PROVIDED RECORDS >>
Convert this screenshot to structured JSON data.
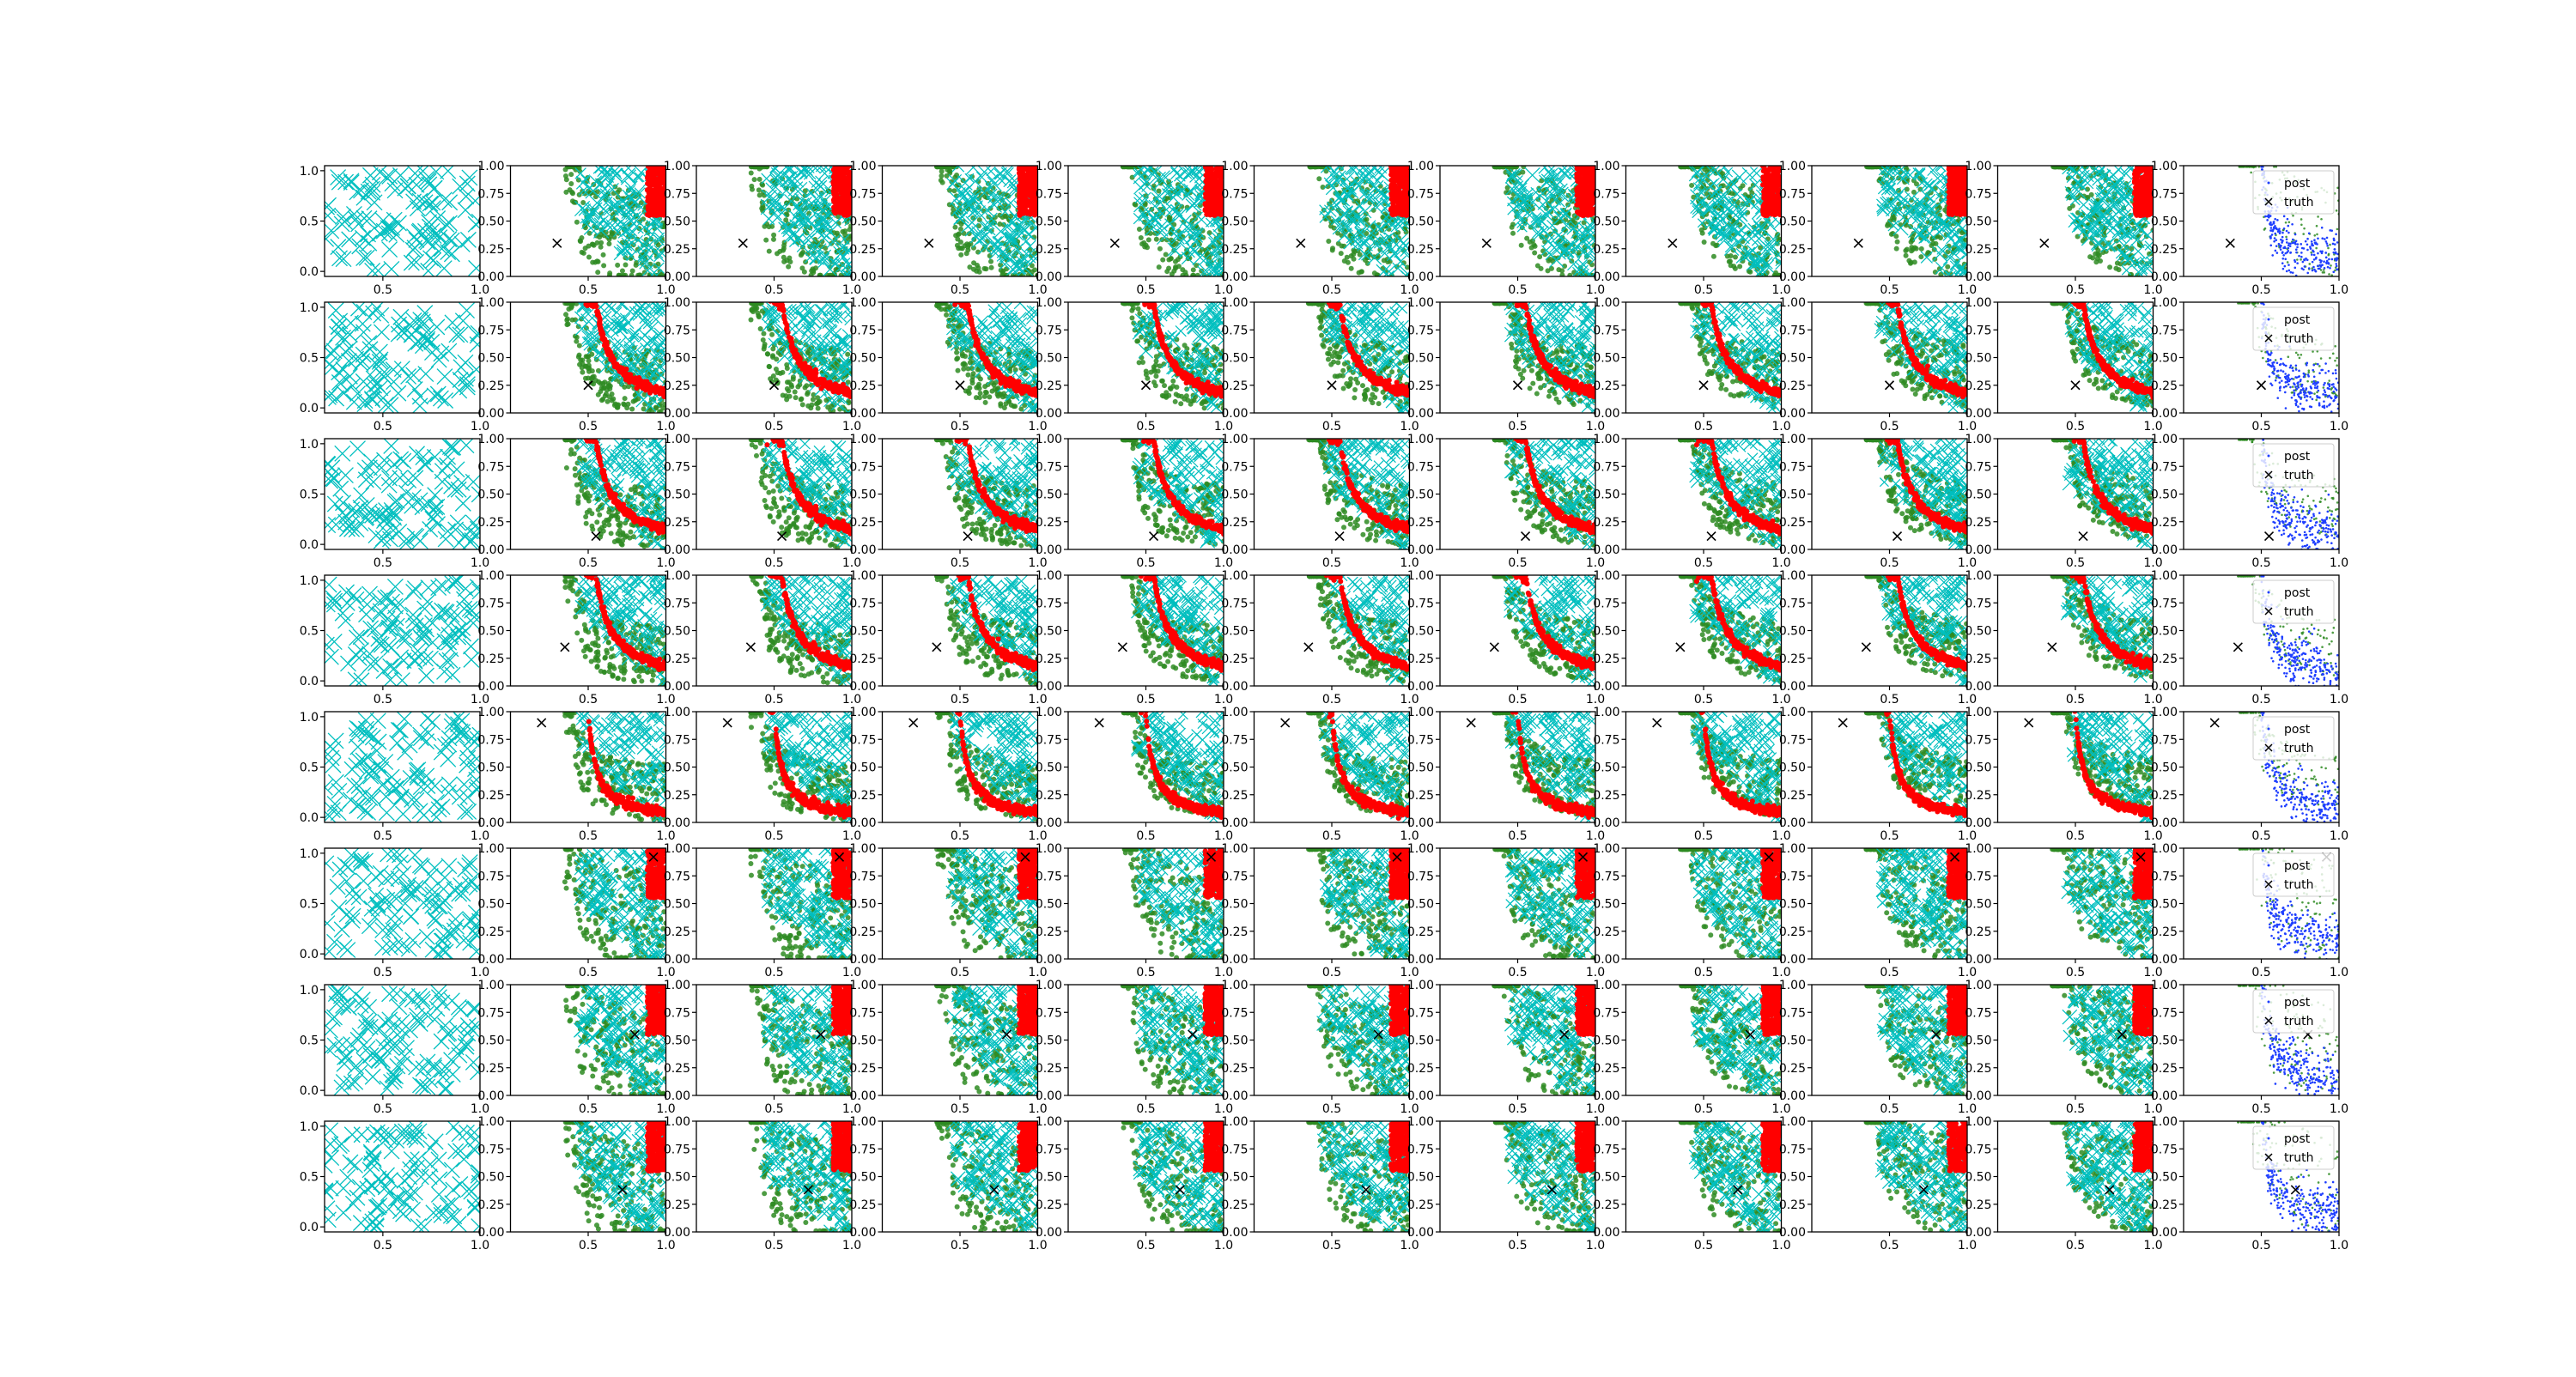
{
  "figure": {
    "rows": 8,
    "cols": 11,
    "background": "#ffffff"
  },
  "colors": {
    "samples_x": "#00bfbf",
    "samples_dot": "#2e8b22",
    "highlight": "#ff0000",
    "posterior": "#1f3fff",
    "truth": "#000000"
  },
  "legend": {
    "post": "post",
    "truth": "truth"
  },
  "chart_data": {
    "type": "scatter",
    "layout": "grid of 8 rows x 11 columns of scatter panels",
    "first_column": {
      "xlim": [
        0.2,
        1.0
      ],
      "ylim": [
        -0.05,
        1.05
      ],
      "xticks": [
        0.5,
        1.0
      ],
      "xtick_labels": [
        "0.5",
        "1.0"
      ],
      "yticks": [
        0.0,
        0.5,
        1.0
      ],
      "ytick_labels": [
        "0.0",
        "0.5",
        "1.0"
      ],
      "series": [
        {
          "marker": "x",
          "color": "samples_x"
        }
      ]
    },
    "other_columns": {
      "xlim": [
        0.0,
        1.0
      ],
      "ylim": [
        0.0,
        1.0
      ],
      "xticks": [
        0.5,
        1.0
      ],
      "xtick_labels": [
        "0.5",
        "1.0"
      ],
      "yticks": [
        0.0,
        0.25,
        0.5,
        0.75,
        1.0
      ],
      "ytick_labels": [
        "0.00",
        "0.25",
        "0.50",
        "0.75",
        "1.00"
      ],
      "series": [
        {
          "marker": "dot",
          "color": "samples_dot"
        },
        {
          "marker": "x",
          "color": "samples_x"
        },
        {
          "marker": "dot",
          "color": "highlight"
        }
      ]
    },
    "last_column": {
      "series": [
        {
          "name": "post",
          "marker": "dot",
          "color": "posterior"
        },
        {
          "name": "truth",
          "marker": "x",
          "color": "truth"
        }
      ],
      "legend_position": "upper-right"
    },
    "truth_points": [
      [
        0.3,
        0.3
      ],
      [
        0.5,
        0.25
      ],
      [
        0.55,
        0.12
      ],
      [
        0.35,
        0.35
      ],
      [
        0.2,
        0.9
      ],
      [
        0.92,
        0.92
      ],
      [
        0.8,
        0.55
      ],
      [
        0.72,
        0.38
      ]
    ],
    "row_spread": [
      0.45,
      0.18,
      0.18,
      0.14,
      0.12,
      0.5,
      0.48,
      0.5
    ]
  }
}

WRITTEN REQUEST >> All of the entries above should be duplicated exactly, except for the pictures.

THE RESULT >>
Convert this screenshot to structured JSON data.
{
  "figure": {
    "rows": 8,
    "cols": 11,
    "background": "#ffffff"
  },
  "colors": {
    "samples_x": "#00bfbf",
    "samples_dot": "#2e8b22",
    "highlight": "#ff0000",
    "posterior": "#1f3fff",
    "truth": "#000000"
  },
  "legend": {
    "post": "post",
    "truth": "truth"
  },
  "chart_data": {
    "type": "scatter",
    "layout": "grid of 8 rows x 11 columns of scatter panels",
    "first_column": {
      "xlim": [
        0.2,
        1.0
      ],
      "ylim": [
        -0.05,
        1.05
      ],
      "xticks": [
        0.5,
        1.0
      ],
      "xtick_labels": [
        "0.5",
        "1.0"
      ],
      "yticks": [
        0.0,
        0.5,
        1.0
      ],
      "ytick_labels": [
        "0.0",
        "0.5",
        "1.0"
      ],
      "series": [
        {
          "marker": "x",
          "color": "samples_x"
        }
      ]
    },
    "other_columns": {
      "xlim": [
        0.0,
        1.0
      ],
      "ylim": [
        0.0,
        1.0
      ],
      "xticks": [
        0.5,
        1.0
      ],
      "xtick_labels": [
        "0.5",
        "1.0"
      ],
      "yticks": [
        0.0,
        0.25,
        0.5,
        0.75,
        1.0
      ],
      "ytick_labels": [
        "0.00",
        "0.25",
        "0.50",
        "0.75",
        "1.00"
      ],
      "series": [
        {
          "marker": "dot",
          "color": "samples_dot"
        },
        {
          "marker": "x",
          "color": "samples_x"
        },
        {
          "marker": "dot",
          "color": "highlight"
        }
      ]
    },
    "last_column": {
      "series": [
        {
          "name": "post",
          "marker": "dot",
          "color": "posterior"
        },
        {
          "name": "truth",
          "marker": "x",
          "color": "truth"
        }
      ],
      "legend_position": "upper-right"
    },
    "truth_points": [
      [
        0.3,
        0.3
      ],
      [
        0.5,
        0.25
      ],
      [
        0.55,
        0.12
      ],
      [
        0.35,
        0.35
      ],
      [
        0.2,
        0.9
      ],
      [
        0.92,
        0.92
      ],
      [
        0.8,
        0.55
      ],
      [
        0.72,
        0.38
      ]
    ],
    "row_spread": [
      0.45,
      0.18,
      0.18,
      0.14,
      0.12,
      0.5,
      0.48,
      0.5
    ]
  }
}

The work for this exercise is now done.